- Born: 28 April 1914 Morlaix, France
- Died: 17 August 2011 (aged 97) Paris, France
- Education: University of Rennes
- Known for: Member of the Académie française

= Michel Mohrt =

French editor, essayist, novelist and historian

Michel Mohrt (28 April 1914 – 17 August 2011) was an editor, essayist, novelist and historian of French literature.

Mohrt was born in Morlaix, Finistère. He was elected to the Académie française on 18 April 1985. Mohrt died at the age of 97 on 17 August 2011.

==Biography==
Mohrt entered the literary world at the age of 14, creating woodcuts for a book by the renowned French writer Jakez Breton-Riou. He studied law and literature at the University of Rennes. After obtaining a degree in law he applied at the barreau de Morlaix in 1937. He was a strong supporter of the "Action Française".

▶ **REQUIRED WORK**:
a – In the records, substitute "Bank of Russia" for "Банк России" throughout the part that opens with the line containing "search-label: Поиск по" and closes with the line containing "Финансовые организации xyxy=(16,117,211,134)", and reproduce that part with nothing else altered.
b – Proceed with the biography of Michel Mohrt, continuing from its final sentence.
The biography and the records that follow it come from unrelated sources.

▶ **EXERCISE MATERIAL**:
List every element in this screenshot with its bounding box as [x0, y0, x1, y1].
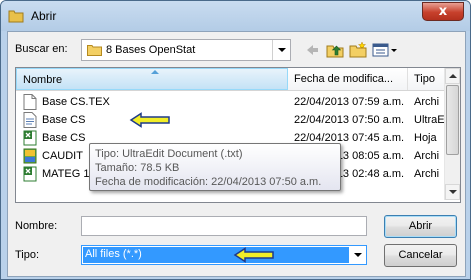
sort-ascending-icon	[151, 70, 159, 74]
column-header-type[interactable]: Tipo	[408, 68, 445, 90]
file-name: CAUDIT	[42, 150, 83, 162]
file-type: Archi	[414, 150, 440, 162]
scroll-down-icon[interactable]	[445, 184, 460, 200]
look-in-value: 8 Bases OpenStat	[106, 44, 196, 56]
look-in-combo[interactable]: 8 Bases OpenStat	[81, 39, 291, 61]
file-type: UltraE	[414, 114, 445, 126]
column-header-date[interactable]: Fecha de modifica...	[288, 68, 408, 90]
tooltip-size: Tamaño: 78.5 KB	[95, 162, 180, 174]
image-file-icon	[23, 148, 37, 164]
file-date: 22/04/2013 07:50 a.m.	[294, 114, 405, 126]
folder-icon	[87, 45, 102, 56]
file-name-input[interactable]	[81, 216, 367, 236]
list-item[interactable]: Base CS.TEX 22/04/2013 07:59 a.m. Archi	[16, 93, 445, 111]
tooltip-date: Fecha de modificación: 22/04/2013 07:50 …	[95, 176, 322, 188]
file-name: Base CS	[42, 114, 86, 126]
list-header: Nombre Fecha de modifica... Tipo	[16, 68, 445, 91]
name-label: Nombre:	[15, 220, 58, 232]
file-info-tooltip: Tipo: UltraEdit Document (.txt) Tamaño: …	[89, 143, 341, 191]
dialog-folder-icon	[8, 10, 24, 23]
back-arrow-icon[interactable]	[304, 41, 320, 59]
look-in-label: Buscar en:	[15, 43, 68, 55]
scroll-up-icon[interactable]	[445, 68, 460, 84]
list-item[interactable]: Base CS 22/04/2013 07:50 a.m. UltraE	[16, 111, 445, 129]
file-type: Archi	[414, 96, 440, 108]
excel-icon	[23, 130, 37, 146]
scroll-thumb[interactable]	[446, 85, 459, 155]
views-menu-icon[interactable]	[372, 41, 400, 59]
file-type-value: All files (*.*)	[85, 248, 142, 260]
file-name: Base CS	[42, 132, 86, 144]
yellow-annotation-arrow-icon	[129, 112, 170, 128]
chevron-down-icon[interactable]	[272, 40, 290, 60]
document-icon	[23, 94, 37, 110]
vertical-scrollbar[interactable]	[444, 68, 460, 200]
column-header-date-label: Fecha de modifica...	[294, 73, 394, 85]
yellow-annotation-arrow-icon	[233, 247, 274, 263]
close-icon: x	[438, 4, 448, 19]
chevron-down-icon[interactable]	[349, 246, 366, 264]
file-type: Archi	[414, 168, 440, 180]
file-name: MATEG 1	[42, 168, 90, 180]
column-header-type-label: Tipo	[414, 73, 435, 85]
title-bar: Abrir x	[1, 1, 470, 31]
excel-icon	[23, 166, 37, 182]
type-label: Tipo:	[15, 249, 40, 261]
window-title: Abrir	[31, 9, 57, 23]
column-header-name-label: Nombre	[23, 74, 63, 86]
file-date: 22/04/2013 07:59 a.m.	[294, 96, 405, 108]
up-folder-icon[interactable]	[326, 41, 344, 59]
close-button[interactable]: x	[422, 2, 464, 21]
open-dialog: Abrir x Buscar en: 8 Bases OpenStat Nomb…	[0, 0, 471, 280]
column-header-name[interactable]: Nombre	[16, 68, 288, 90]
new-folder-icon[interactable]	[349, 41, 367, 59]
file-name: Base CS.TEX	[42, 96, 110, 108]
open-button[interactable]: Abrir	[384, 215, 457, 238]
file-type-select[interactable]: All files (*.*)	[81, 245, 367, 265]
tooltip-type: Tipo: UltraEdit Document (.txt)	[95, 148, 243, 160]
text-document-icon	[23, 112, 37, 128]
cancel-button[interactable]: Cancelar	[384, 244, 457, 267]
file-type: Hoja	[414, 132, 437, 144]
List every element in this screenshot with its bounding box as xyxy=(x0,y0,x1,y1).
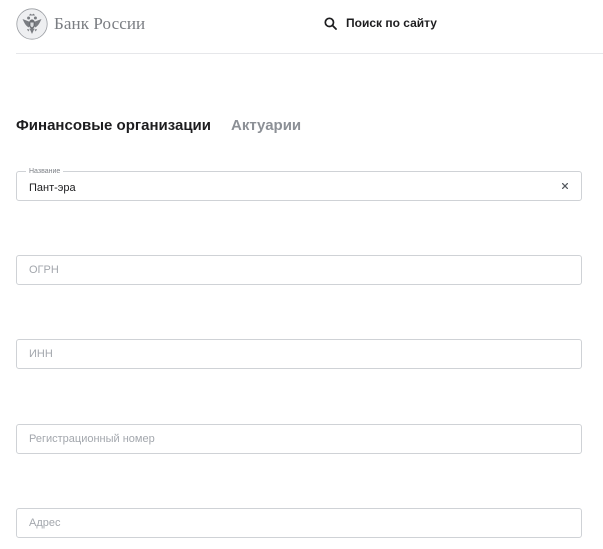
search-label: Поиск по сайту xyxy=(346,16,437,30)
double-headed-eagle-icon xyxy=(16,8,48,40)
tab-actuaries[interactable]: Актуарии xyxy=(231,117,301,134)
close-icon xyxy=(562,183,568,189)
search-icon xyxy=(324,16,337,30)
ogrn-field xyxy=(16,255,582,285)
site-header: Банк России Поиск по сайту xyxy=(0,0,603,54)
inn-field xyxy=(16,339,582,369)
address-field xyxy=(16,508,582,538)
site-search-button[interactable]: Поиск по сайту xyxy=(324,16,437,30)
inn-input[interactable] xyxy=(29,340,549,368)
name-input[interactable] xyxy=(29,174,549,202)
logo-text: Банк России xyxy=(54,14,146,33)
tab-financial-organizations[interactable]: Финансовые организации xyxy=(16,117,211,134)
ogrn-input[interactable] xyxy=(29,256,549,284)
address-input[interactable] xyxy=(29,509,549,537)
registration-number-input[interactable] xyxy=(29,425,549,453)
name-field: Название xyxy=(16,167,582,202)
header-divider xyxy=(16,53,603,54)
organization-type-tabs: Финансовые организации Актуарии xyxy=(16,117,301,134)
clear-name-button[interactable] xyxy=(559,180,571,192)
registration-number-field xyxy=(16,424,582,454)
bank-of-russia-logo[interactable]: Банк России xyxy=(16,8,145,40)
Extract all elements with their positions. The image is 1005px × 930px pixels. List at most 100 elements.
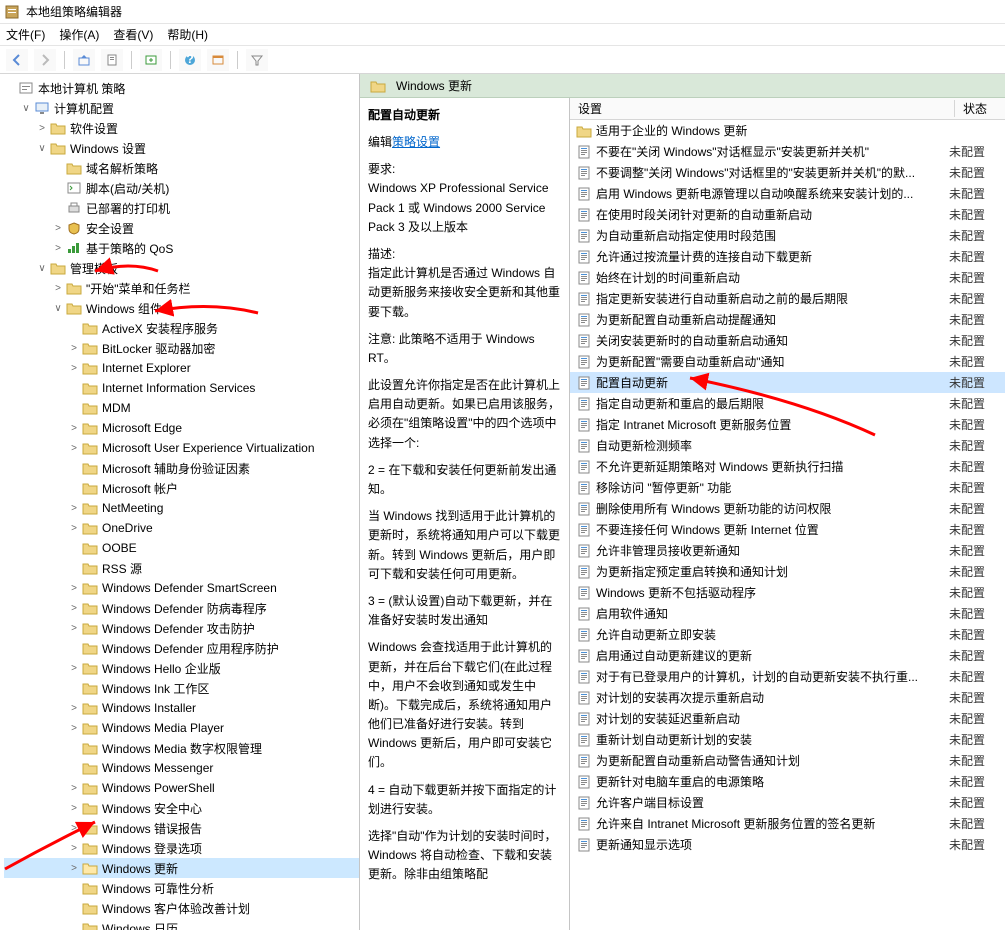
tree-item[interactable]: Windows Ink 工作区 bbox=[4, 678, 359, 698]
setting-row[interactable]: 允许客户端目标设置未配置 bbox=[570, 792, 1005, 813]
tree-printers[interactable]: 已部署的打印机 bbox=[4, 198, 359, 218]
tree-toggle[interactable]: > bbox=[68, 863, 80, 874]
tree-toggle[interactable]: > bbox=[68, 583, 80, 594]
settings-list[interactable]: 适用于企业的 Windows 更新不要在"关闭 Windows"对话框显示"安装… bbox=[570, 120, 1005, 930]
col-setting[interactable]: 设置 bbox=[570, 100, 955, 117]
setting-row[interactable]: 不要在"关闭 Windows"对话框显示"安装更新并关机"未配置 bbox=[570, 141, 1005, 162]
tree-item[interactable]: MDM bbox=[4, 398, 359, 418]
tree-toggle[interactable]: ∨ bbox=[20, 103, 32, 114]
tree-toggle[interactable]: > bbox=[68, 843, 80, 854]
edit-policy-link[interactable]: 策略设置 bbox=[392, 135, 440, 149]
tree-qos[interactable]: >基于策略的 QoS bbox=[4, 238, 359, 258]
setting-row[interactable]: 为自动重新启动指定使用时段范围未配置 bbox=[570, 225, 1005, 246]
tree-toggle[interactable]: > bbox=[68, 823, 80, 834]
tree-item[interactable]: >NetMeeting bbox=[4, 498, 359, 518]
setting-row[interactable]: 启用软件通知未配置 bbox=[570, 603, 1005, 624]
tree-item[interactable]: >Windows Defender SmartScreen bbox=[4, 578, 359, 598]
tree-start-taskbar[interactable]: >"开始"菜单和任务栏 bbox=[4, 278, 359, 298]
menu-help[interactable]: 帮助(H) bbox=[167, 26, 208, 43]
tree-item[interactable]: Microsoft 辅助身份验证因素 bbox=[4, 458, 359, 478]
show-hide-button[interactable] bbox=[207, 49, 229, 71]
tree-toggle[interactable]: > bbox=[36, 123, 48, 134]
tree-dns-policy[interactable]: 域名解析策略 bbox=[4, 158, 359, 178]
setting-row[interactable]: 不要连接任何 Windows 更新 Internet 位置未配置 bbox=[570, 519, 1005, 540]
tree-item[interactable]: >Windows Media Player bbox=[4, 718, 359, 738]
setting-row[interactable]: 不要调整"关闭 Windows"对话框里的"安装更新并关机"的默...未配置 bbox=[570, 162, 1005, 183]
tree-item[interactable]: Windows Media 数字权限管理 bbox=[4, 738, 359, 758]
setting-row[interactable]: 配置自动更新未配置 bbox=[570, 372, 1005, 393]
tree-item[interactable]: OOBE bbox=[4, 538, 359, 558]
setting-row[interactable]: 不允许更新延期策略对 Windows 更新执行扫描未配置 bbox=[570, 456, 1005, 477]
col-state[interactable]: 状态 bbox=[955, 100, 1005, 117]
setting-row[interactable]: 始终在计划的时间重新启动未配置 bbox=[570, 267, 1005, 288]
menu-view[interactable]: 查看(V) bbox=[113, 26, 153, 43]
setting-row[interactable]: 允许通过按流量计费的连接自动下载更新未配置 bbox=[570, 246, 1005, 267]
setting-row[interactable]: 关闭安装更新时的自动重新启动通知未配置 bbox=[570, 330, 1005, 351]
tree-item[interactable]: >Windows Defender 攻击防护 bbox=[4, 618, 359, 638]
setting-row[interactable]: 对于有已登录用户的计算机，计划的自动更新安装不执行重...未配置 bbox=[570, 666, 1005, 687]
tree-computer-config[interactable]: ∨计算机配置 bbox=[4, 98, 359, 118]
menu-file[interactable]: 文件(F) bbox=[6, 26, 45, 43]
tree-windows-settings[interactable]: ∨Windows 设置 bbox=[4, 138, 359, 158]
tree-toggle[interactable]: > bbox=[68, 603, 80, 614]
tree-security[interactable]: >安全设置 bbox=[4, 218, 359, 238]
tree-toggle[interactable]: ∨ bbox=[36, 263, 48, 274]
tree-toggle[interactable]: ∨ bbox=[36, 143, 48, 154]
setting-row[interactable]: 为更新配置自动重新启动警告通知计划未配置 bbox=[570, 750, 1005, 771]
tree-software-settings[interactable]: >软件设置 bbox=[4, 118, 359, 138]
tree-toggle[interactable]: > bbox=[68, 443, 80, 454]
setting-row[interactable]: 允许来自 Intranet Microsoft 更新服务位置的签名更新未配置 bbox=[570, 813, 1005, 834]
tree-item[interactable]: >Windows Installer bbox=[4, 698, 359, 718]
tree-item[interactable]: >Windows 错误报告 bbox=[4, 818, 359, 838]
tree-item[interactable]: >Windows Hello 企业版 bbox=[4, 658, 359, 678]
setting-row[interactable]: 为更新配置自动重新启动提醒通知未配置 bbox=[570, 309, 1005, 330]
tree-toggle[interactable]: > bbox=[68, 703, 80, 714]
setting-row[interactable]: 在使用时段关闭针对更新的自动重新启动未配置 bbox=[570, 204, 1005, 225]
tree-item[interactable]: ActiveX 安装程序服务 bbox=[4, 318, 359, 338]
help-button[interactable]: ? bbox=[179, 49, 201, 71]
back-button[interactable] bbox=[6, 49, 28, 71]
tree-toggle[interactable]: > bbox=[68, 503, 80, 514]
tree-windows-components[interactable]: ∨Windows 组件 bbox=[4, 298, 359, 318]
tree-toggle[interactable]: > bbox=[68, 663, 80, 674]
tree-item[interactable]: Windows 日历 bbox=[4, 918, 359, 930]
tree-item[interactable]: >OneDrive bbox=[4, 518, 359, 538]
setting-row[interactable]: 指定更新安装进行自动重新启动之前的最后期限未配置 bbox=[570, 288, 1005, 309]
tree-toggle[interactable]: > bbox=[68, 783, 80, 794]
tree-item[interactable]: >Microsoft Edge bbox=[4, 418, 359, 438]
properties-button[interactable] bbox=[101, 49, 123, 71]
setting-row[interactable]: 允许自动更新立即安装未配置 bbox=[570, 624, 1005, 645]
tree-item[interactable]: >Internet Explorer bbox=[4, 358, 359, 378]
setting-row[interactable]: 适用于企业的 Windows 更新 bbox=[570, 120, 1005, 141]
tree-toggle[interactable]: > bbox=[68, 343, 80, 354]
setting-row[interactable]: 删除使用所有 Windows 更新功能的访问权限未配置 bbox=[570, 498, 1005, 519]
tree-item[interactable]: >Windows 安全中心 bbox=[4, 798, 359, 818]
menu-action[interactable]: 操作(A) bbox=[59, 26, 99, 43]
tree-item[interactable]: Windows Defender 应用程序防护 bbox=[4, 638, 359, 658]
tree-item[interactable]: >Windows Defender 防病毒程序 bbox=[4, 598, 359, 618]
setting-row[interactable]: 自动更新检测频率未配置 bbox=[570, 435, 1005, 456]
setting-row[interactable]: 为更新指定预定重启转换和通知计划未配置 bbox=[570, 561, 1005, 582]
tree-item[interactable]: Windows 可靠性分析 bbox=[4, 878, 359, 898]
setting-row[interactable]: 为更新配置"需要自动重新启动"通知未配置 bbox=[570, 351, 1005, 372]
tree-toggle[interactable]: > bbox=[52, 223, 64, 234]
tree-item[interactable]: >Windows 登录选项 bbox=[4, 838, 359, 858]
tree-toggle[interactable]: > bbox=[68, 523, 80, 534]
tree-pane[interactable]: 本地计算机 策略∨计算机配置>软件设置∨Windows 设置域名解析策略脚本(启… bbox=[0, 74, 360, 930]
tree-toggle[interactable]: > bbox=[68, 723, 80, 734]
tree-toggle[interactable]: > bbox=[68, 623, 80, 634]
tree-item[interactable]: Microsoft 帐户 bbox=[4, 478, 359, 498]
tree-toggle[interactable]: > bbox=[68, 363, 80, 374]
setting-row[interactable]: 更新针对电脑车重启的电源策略未配置 bbox=[570, 771, 1005, 792]
tree-item[interactable]: Windows Messenger bbox=[4, 758, 359, 778]
forward-button[interactable] bbox=[34, 49, 56, 71]
tree-toggle[interactable]: > bbox=[68, 423, 80, 434]
tree-scripts[interactable]: 脚本(启动/关机) bbox=[4, 178, 359, 198]
tree-item[interactable]: >Windows 更新 bbox=[4, 858, 359, 878]
setting-row[interactable]: 指定 Intranet Microsoft 更新服务位置未配置 bbox=[570, 414, 1005, 435]
tree-toggle[interactable]: ∨ bbox=[52, 303, 64, 314]
filter-button[interactable] bbox=[246, 49, 268, 71]
setting-row[interactable]: 启用通过自动更新建议的更新未配置 bbox=[570, 645, 1005, 666]
tree-item[interactable]: >BitLocker 驱动器加密 bbox=[4, 338, 359, 358]
tree-item[interactable]: Internet Information Services bbox=[4, 378, 359, 398]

▶ **ANSWERS FOR THE TASKS**:
a –
search-label: Поиск по сайту xyxy=(346,16,437,30)
double-headed-eagle-icon xyxy=(16,8,48,40)
tab-actuaries[interactable]: Актуарии xyxy=(231,117,301,134)
close-icon xyxy=(562,183,568,189)
search-icon xyxy=(324,16,337,30)
ogrn-field xyxy=(16,255,582,285)
site-header: Bank of Russia Поиск по сайту xyxy=(0,0,603,54)
inn-field xyxy=(16,339,582,369)
address-field xyxy=(16,508,582,538)
site-search-button[interactable]: Поиск по сайту xyxy=(324,16,437,30)
inn-input[interactable] xyxy=(29,340,549,368)
name-input[interactable] xyxy=(29,174,549,202)
logo-text: Bank of Russia xyxy=(54,14,146,33)
tab-financial-organizations[interactable]: Финансовые организации xyxy=(16,117,211,134)

b –
He fought with distinction during the 1940 Alpine Line campaign against the Italians, most notably in the Vésubie. During this campaign he fought alongside the famous Jean Bassompierre, who, after the campaign against the Italians, enlisted in the Wehrmacht to fight Bolshevism. Michel Mohrt gave him recognition in his work Tombeau de La Rouërie (Tomb of the Rouërie).

He was a long-time editor at Éditions Gallimard, where he was a specialist in North American literature. In 1962 he received the Grand Prize in the category of novels from the Académie française for his novel Sea Prison and was elected to the Académie on 18 April 1985.

==Bibliography==

- 1943 Montherlant, « homme libre » (Gallimard)
- 1943 Les Intellectuels devant la défaite de 1870 (Buchet-Chastel)
- 1945 Le Répit, roman (Albin Michel)
- 1948 Le Cavalier de la nuit, R. Penn Warren (Stock)
- 1949 Mon royaume pour un cheval (Albin Michel)
- 1951 Les Nomades (Albin Michel)
- 1952 Marin-la-Meslée (Pierre Horay)
- 1953 Le Serviteur fidèle (Albin Michel)
- 1955 Le Nouveau Roman américain (Gallimard)
- 1956 La Littérature d’Amérique du Nord, dans Histoire des Littératures, tome II (Gallimard)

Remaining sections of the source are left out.